What is expected:
Which lines in the records below contain the string "colorbar"? Copy each of those lines.

>>

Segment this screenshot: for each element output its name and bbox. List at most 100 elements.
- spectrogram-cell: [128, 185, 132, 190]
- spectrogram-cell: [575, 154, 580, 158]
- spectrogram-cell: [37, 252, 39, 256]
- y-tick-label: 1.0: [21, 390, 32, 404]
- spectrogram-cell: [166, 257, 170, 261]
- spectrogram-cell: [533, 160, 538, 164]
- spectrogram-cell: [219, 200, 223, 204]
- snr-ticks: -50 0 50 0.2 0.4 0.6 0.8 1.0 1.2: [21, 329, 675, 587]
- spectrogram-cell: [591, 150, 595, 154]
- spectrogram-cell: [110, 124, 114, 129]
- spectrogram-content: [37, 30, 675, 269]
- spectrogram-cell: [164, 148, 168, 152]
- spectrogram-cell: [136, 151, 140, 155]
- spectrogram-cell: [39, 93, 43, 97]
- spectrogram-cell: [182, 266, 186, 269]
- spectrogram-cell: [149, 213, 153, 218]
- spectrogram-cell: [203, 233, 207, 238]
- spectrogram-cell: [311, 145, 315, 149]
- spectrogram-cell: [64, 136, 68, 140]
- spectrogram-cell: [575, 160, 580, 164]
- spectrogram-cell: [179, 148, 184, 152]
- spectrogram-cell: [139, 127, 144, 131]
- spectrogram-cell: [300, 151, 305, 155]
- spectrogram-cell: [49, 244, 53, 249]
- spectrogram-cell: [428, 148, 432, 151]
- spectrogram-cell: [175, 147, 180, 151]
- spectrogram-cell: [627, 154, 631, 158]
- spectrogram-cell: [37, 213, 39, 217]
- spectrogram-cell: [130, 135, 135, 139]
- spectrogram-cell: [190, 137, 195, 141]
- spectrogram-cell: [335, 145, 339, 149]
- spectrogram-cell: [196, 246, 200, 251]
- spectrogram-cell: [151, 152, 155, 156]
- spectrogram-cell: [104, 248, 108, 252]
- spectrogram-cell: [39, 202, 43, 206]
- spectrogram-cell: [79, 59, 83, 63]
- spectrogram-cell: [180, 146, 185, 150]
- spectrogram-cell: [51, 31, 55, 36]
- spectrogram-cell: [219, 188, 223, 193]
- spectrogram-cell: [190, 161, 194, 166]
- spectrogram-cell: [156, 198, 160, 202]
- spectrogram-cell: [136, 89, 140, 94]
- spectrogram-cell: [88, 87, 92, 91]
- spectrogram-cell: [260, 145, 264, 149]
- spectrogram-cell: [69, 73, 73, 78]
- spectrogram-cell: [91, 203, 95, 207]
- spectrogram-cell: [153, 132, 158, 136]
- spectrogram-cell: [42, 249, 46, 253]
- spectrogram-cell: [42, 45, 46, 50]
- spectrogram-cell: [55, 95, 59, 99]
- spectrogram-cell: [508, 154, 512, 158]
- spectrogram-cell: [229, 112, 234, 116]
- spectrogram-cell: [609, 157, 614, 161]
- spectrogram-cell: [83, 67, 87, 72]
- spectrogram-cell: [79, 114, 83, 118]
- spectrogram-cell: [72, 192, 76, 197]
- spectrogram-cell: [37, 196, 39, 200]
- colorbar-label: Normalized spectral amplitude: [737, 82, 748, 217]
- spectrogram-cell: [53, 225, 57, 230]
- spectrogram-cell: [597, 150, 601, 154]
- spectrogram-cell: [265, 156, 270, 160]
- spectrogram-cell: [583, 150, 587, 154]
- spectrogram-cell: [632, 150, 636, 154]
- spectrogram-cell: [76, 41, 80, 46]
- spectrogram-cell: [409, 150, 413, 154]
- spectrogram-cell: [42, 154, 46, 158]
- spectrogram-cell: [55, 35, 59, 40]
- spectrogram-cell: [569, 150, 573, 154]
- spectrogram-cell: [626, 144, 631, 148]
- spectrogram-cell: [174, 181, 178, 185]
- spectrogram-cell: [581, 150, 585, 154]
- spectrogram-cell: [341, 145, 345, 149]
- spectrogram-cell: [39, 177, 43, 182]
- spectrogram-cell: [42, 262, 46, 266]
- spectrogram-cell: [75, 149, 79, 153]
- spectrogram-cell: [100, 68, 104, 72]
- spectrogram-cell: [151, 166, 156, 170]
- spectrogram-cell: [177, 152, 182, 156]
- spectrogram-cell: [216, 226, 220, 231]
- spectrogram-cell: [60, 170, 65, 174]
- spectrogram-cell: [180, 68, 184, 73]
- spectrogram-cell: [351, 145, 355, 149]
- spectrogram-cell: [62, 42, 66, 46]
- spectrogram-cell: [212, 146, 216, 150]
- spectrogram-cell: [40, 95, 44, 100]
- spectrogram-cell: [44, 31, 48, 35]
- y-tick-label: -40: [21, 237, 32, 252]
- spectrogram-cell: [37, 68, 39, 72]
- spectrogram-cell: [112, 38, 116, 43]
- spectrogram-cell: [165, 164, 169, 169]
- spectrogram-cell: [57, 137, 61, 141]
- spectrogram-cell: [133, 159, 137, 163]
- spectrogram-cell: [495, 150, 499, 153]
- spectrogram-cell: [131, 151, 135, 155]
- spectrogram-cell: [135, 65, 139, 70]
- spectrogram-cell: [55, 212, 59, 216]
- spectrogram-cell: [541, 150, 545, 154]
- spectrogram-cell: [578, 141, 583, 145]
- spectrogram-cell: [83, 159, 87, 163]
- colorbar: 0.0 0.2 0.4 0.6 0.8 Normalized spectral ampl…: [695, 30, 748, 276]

<<

Exercise response:
- colorbar-label: Normalized spectral amplitude: [737, 82, 748, 217]
- colorbar: 0.0 0.2 0.4 0.6 0.8 Normalized spectral ampl…: [695, 30, 748, 276]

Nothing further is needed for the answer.